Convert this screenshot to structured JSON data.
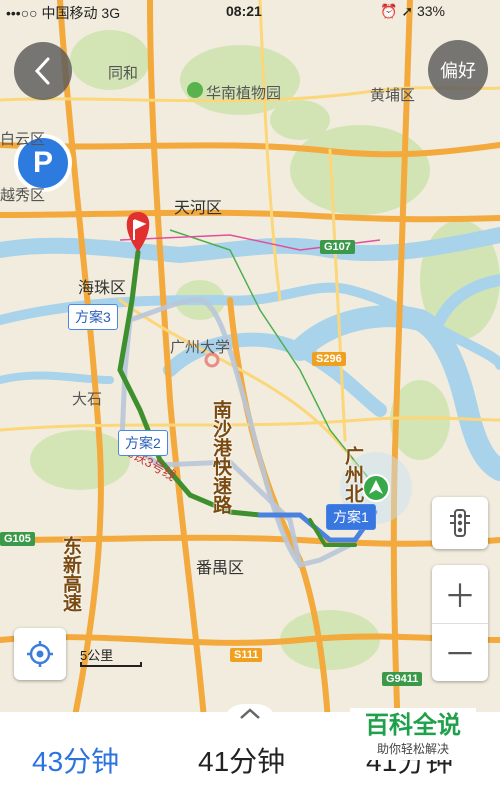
{
  "status_bar": {
    "carrier": "•••○○ 中国移动",
    "network": "3G",
    "time": "08:21",
    "battery": "33%"
  },
  "buttons": {
    "back_icon": "chevron-left-icon",
    "preferences_label": "偏好",
    "parking_label": "P"
  },
  "map_labels": {
    "tonghe": "同和",
    "botanical_garden": "华南植物园",
    "huangpu": "黄埔区",
    "baiyun": "白云区",
    "yuexiu": "越秀区",
    "tianhe": "天河区",
    "haizhu": "海珠区",
    "university_town": "广州大学",
    "dashi": "大石",
    "panyu": "番禺区",
    "south_sha_expressway": "南沙港快速路",
    "metro_line3": "地铁3号线",
    "dongxin_expressway": "东新高速",
    "guangzhou_north": "广州北"
  },
  "road_badges": {
    "g107": "G107",
    "s296": "S296",
    "s111": "S111",
    "g9411": "G9411",
    "g105": "G105"
  },
  "route_plans": {
    "plan1": "方案1",
    "plan2": "方案2",
    "plan3": "方案3"
  },
  "scale_label": "5公里",
  "route_options": [
    {
      "duration": "43分钟"
    },
    {
      "duration": "41分钟"
    },
    {
      "duration": "41分钟"
    }
  ],
  "watermark": {
    "title": "百科全说",
    "subtitle": "助你轻松解决"
  },
  "colors": {
    "accent": "#2a73e0",
    "route_main": "#3e8f2e",
    "watermark_green": "#1fa04a"
  }
}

> _Task objective_
Without the pictures, restate all of the entries above verbatim.

> _Task solution_
Convert this screenshot to structured JSON data.
{
  "status_bar": {
    "carrier": "•••○○ 中国移动",
    "network": "3G",
    "time": "08:21",
    "battery": "33%"
  },
  "buttons": {
    "back_icon": "chevron-left-icon",
    "preferences_label": "偏好",
    "parking_label": "P"
  },
  "map_labels": {
    "tonghe": "同和",
    "botanical_garden": "华南植物园",
    "huangpu": "黄埔区",
    "baiyun": "白云区",
    "yuexiu": "越秀区",
    "tianhe": "天河区",
    "haizhu": "海珠区",
    "university_town": "广州大学",
    "dashi": "大石",
    "panyu": "番禺区",
    "south_sha_expressway": "南沙港快速路",
    "metro_line3": "地铁3号线",
    "dongxin_expressway": "东新高速",
    "guangzhou_north": "广州北"
  },
  "road_badges": {
    "g107": "G107",
    "s296": "S296",
    "s111": "S111",
    "g9411": "G9411",
    "g105": "G105"
  },
  "route_plans": {
    "plan1": "方案1",
    "plan2": "方案2",
    "plan3": "方案3"
  },
  "scale_label": "5公里",
  "route_options": [
    {
      "duration": "43分钟"
    },
    {
      "duration": "41分钟"
    },
    {
      "duration": "41分钟"
    }
  ],
  "watermark": {
    "title": "百科全说",
    "subtitle": "助你轻松解决"
  },
  "colors": {
    "accent": "#2a73e0",
    "route_main": "#3e8f2e",
    "watermark_green": "#1fa04a"
  }
}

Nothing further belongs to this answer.